Task details =
Give the number of lines that contain the string "document", please, and nothing else.

Dataset content =
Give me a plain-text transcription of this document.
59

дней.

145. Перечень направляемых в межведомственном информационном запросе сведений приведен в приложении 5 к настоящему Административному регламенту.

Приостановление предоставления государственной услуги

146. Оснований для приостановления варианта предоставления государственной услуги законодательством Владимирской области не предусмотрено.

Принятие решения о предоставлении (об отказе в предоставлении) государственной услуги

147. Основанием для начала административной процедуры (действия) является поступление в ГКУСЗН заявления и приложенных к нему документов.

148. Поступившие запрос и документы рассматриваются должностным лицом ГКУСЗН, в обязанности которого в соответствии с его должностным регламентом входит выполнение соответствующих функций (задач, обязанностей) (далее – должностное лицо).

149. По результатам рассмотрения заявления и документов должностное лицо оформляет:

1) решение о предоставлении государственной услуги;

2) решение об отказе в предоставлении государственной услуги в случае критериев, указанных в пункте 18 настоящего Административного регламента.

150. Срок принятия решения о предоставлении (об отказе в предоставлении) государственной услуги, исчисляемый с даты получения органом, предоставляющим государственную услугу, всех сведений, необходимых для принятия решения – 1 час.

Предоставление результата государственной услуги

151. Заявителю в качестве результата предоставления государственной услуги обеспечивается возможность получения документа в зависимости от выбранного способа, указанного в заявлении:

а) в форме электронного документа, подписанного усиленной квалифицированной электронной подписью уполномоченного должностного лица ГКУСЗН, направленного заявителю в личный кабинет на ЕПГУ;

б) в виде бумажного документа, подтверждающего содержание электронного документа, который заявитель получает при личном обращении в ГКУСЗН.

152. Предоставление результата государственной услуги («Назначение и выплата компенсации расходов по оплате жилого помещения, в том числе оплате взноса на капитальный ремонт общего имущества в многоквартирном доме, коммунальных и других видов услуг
==
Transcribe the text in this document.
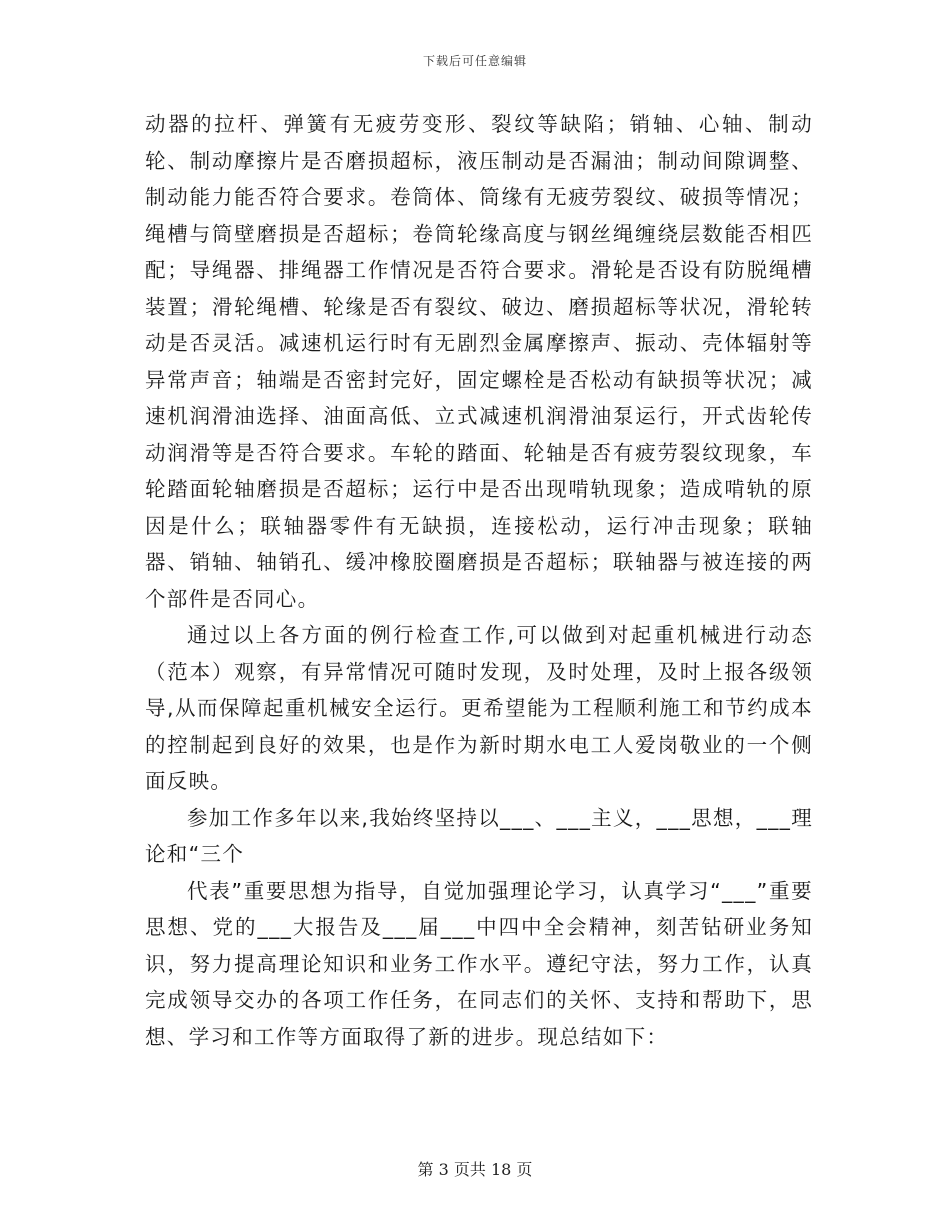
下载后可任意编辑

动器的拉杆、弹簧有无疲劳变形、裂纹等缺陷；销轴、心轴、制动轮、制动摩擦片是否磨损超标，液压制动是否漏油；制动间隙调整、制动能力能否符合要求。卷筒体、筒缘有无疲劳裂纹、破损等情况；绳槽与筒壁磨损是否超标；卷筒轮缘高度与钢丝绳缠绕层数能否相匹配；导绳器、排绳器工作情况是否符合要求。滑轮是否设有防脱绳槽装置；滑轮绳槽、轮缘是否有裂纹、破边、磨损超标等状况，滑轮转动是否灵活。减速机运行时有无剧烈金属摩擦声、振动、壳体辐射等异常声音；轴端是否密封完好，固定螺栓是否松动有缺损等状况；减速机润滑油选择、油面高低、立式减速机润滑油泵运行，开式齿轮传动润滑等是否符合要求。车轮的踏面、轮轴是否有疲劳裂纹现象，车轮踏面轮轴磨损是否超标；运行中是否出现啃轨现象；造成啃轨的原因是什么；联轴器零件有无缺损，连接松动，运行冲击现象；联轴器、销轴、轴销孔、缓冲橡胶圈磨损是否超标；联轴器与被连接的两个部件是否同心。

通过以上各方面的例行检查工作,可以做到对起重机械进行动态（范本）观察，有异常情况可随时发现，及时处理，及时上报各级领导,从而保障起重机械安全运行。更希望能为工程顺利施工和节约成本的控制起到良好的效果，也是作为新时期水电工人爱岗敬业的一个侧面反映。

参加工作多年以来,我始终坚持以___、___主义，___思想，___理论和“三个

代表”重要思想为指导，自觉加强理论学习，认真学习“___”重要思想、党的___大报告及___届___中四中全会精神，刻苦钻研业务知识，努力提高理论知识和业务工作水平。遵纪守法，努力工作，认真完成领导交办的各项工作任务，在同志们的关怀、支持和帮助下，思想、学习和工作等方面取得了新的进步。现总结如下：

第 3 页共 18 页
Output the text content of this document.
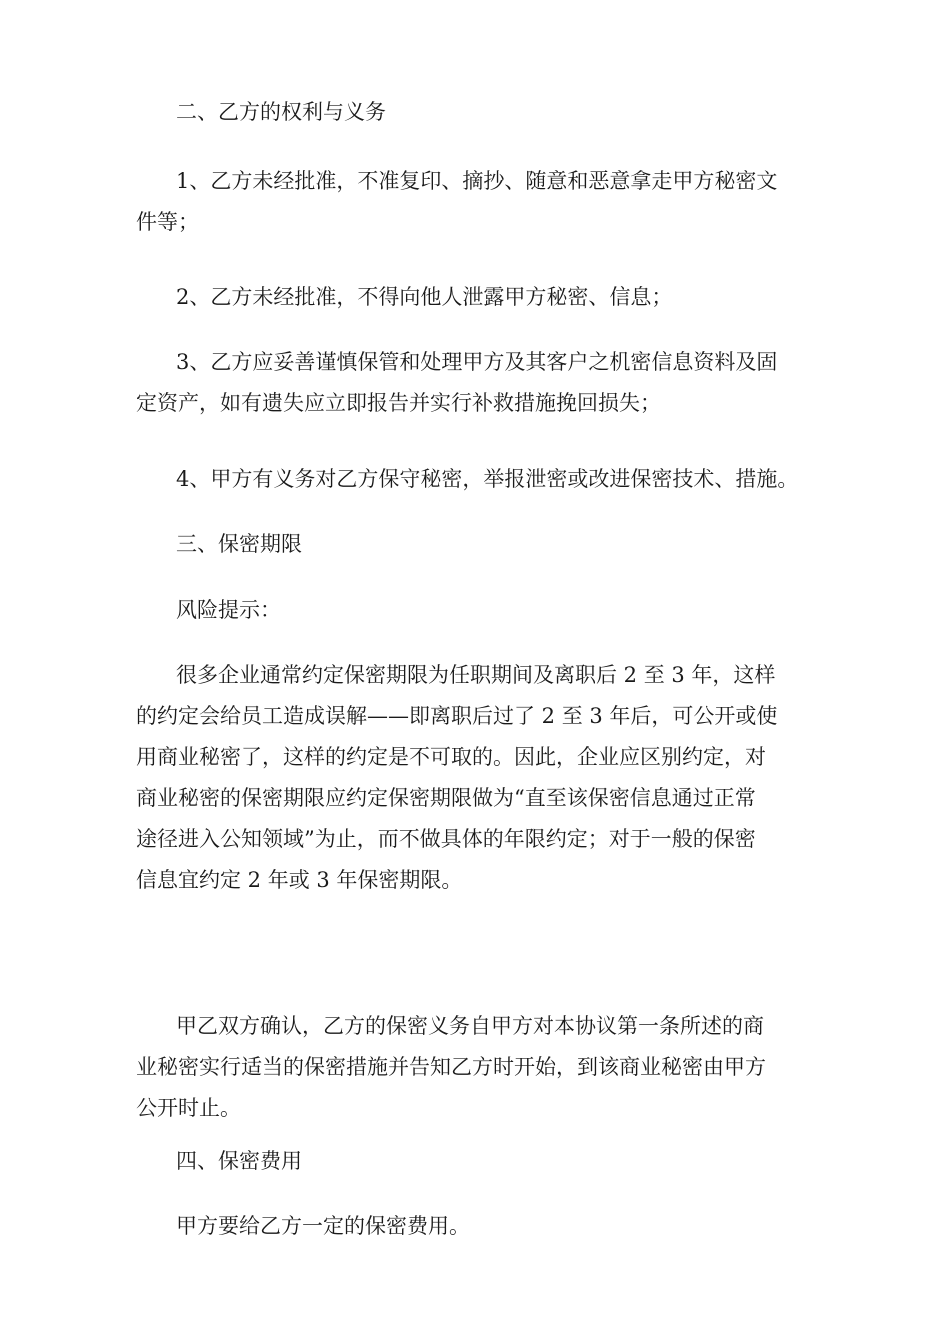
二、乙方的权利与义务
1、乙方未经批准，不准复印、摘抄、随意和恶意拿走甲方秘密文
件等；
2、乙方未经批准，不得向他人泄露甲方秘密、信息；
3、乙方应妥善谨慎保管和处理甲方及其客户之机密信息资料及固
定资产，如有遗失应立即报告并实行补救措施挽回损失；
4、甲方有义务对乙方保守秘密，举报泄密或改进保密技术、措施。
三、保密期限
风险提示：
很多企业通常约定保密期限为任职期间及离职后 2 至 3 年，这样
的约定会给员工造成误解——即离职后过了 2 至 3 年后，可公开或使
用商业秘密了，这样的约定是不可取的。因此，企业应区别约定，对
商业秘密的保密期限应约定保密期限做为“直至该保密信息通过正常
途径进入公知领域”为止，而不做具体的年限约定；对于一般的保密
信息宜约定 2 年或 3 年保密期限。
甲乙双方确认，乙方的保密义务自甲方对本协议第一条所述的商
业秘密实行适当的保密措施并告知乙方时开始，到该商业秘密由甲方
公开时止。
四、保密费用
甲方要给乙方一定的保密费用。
...
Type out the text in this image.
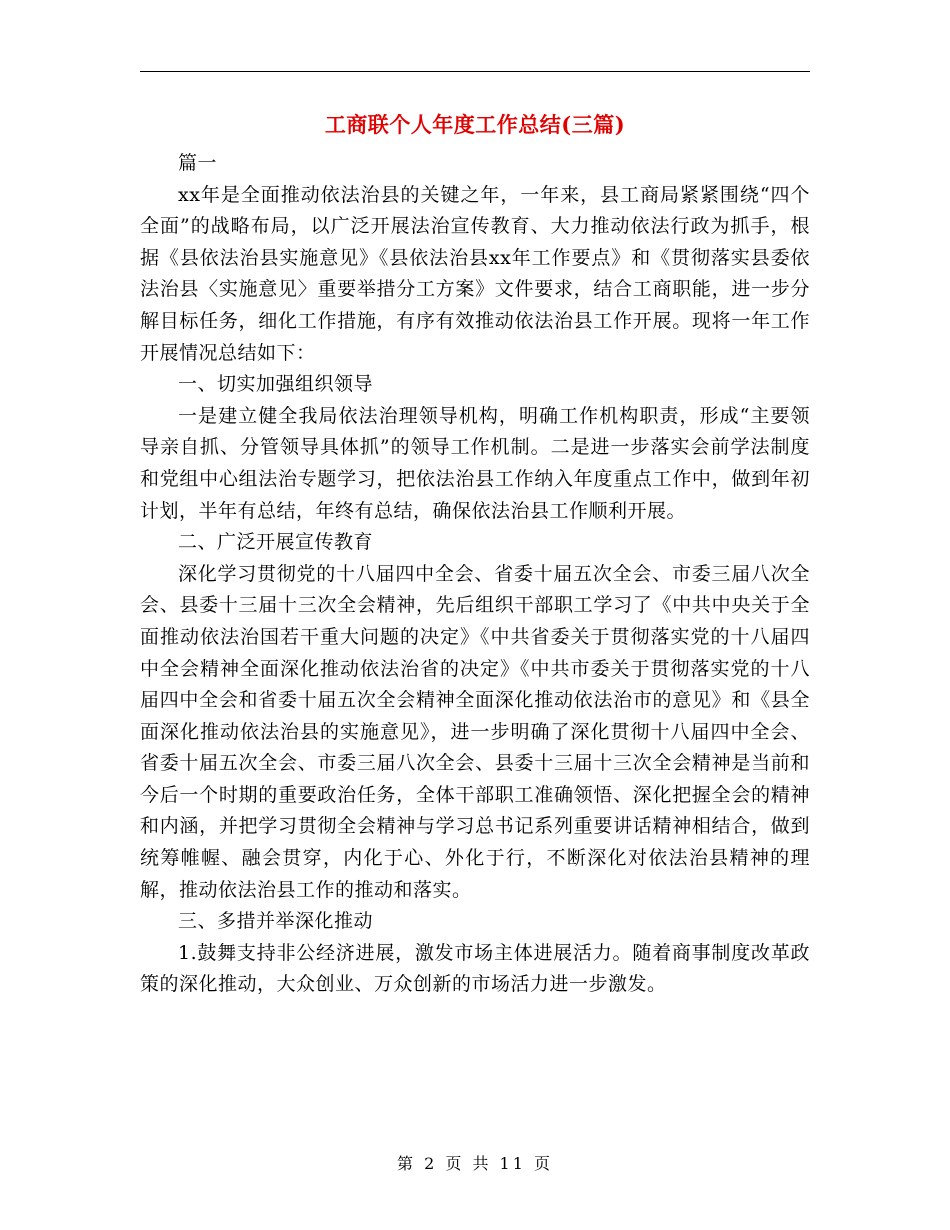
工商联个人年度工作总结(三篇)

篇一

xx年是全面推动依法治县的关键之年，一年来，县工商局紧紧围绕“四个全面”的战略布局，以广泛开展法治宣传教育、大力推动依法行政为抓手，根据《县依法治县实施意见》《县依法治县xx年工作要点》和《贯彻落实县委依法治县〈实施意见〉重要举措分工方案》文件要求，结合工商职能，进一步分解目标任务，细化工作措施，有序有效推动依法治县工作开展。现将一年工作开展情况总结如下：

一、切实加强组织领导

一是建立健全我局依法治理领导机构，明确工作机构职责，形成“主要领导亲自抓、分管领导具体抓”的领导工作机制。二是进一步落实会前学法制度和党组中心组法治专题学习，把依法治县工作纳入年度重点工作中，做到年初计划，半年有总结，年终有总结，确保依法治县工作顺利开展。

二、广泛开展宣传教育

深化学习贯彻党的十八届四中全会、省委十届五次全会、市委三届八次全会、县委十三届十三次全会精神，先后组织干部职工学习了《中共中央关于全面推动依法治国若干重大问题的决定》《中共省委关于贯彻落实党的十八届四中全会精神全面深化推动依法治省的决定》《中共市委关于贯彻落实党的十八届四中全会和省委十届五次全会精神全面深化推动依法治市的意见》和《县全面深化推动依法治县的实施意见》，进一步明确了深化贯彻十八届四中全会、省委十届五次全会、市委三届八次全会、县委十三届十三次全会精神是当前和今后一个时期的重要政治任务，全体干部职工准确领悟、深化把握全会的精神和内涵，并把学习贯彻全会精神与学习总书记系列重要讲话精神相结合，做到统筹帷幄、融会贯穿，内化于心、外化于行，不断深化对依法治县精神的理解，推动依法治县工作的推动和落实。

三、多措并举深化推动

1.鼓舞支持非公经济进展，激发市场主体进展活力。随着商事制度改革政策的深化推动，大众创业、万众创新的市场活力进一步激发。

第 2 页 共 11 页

Written solution =
3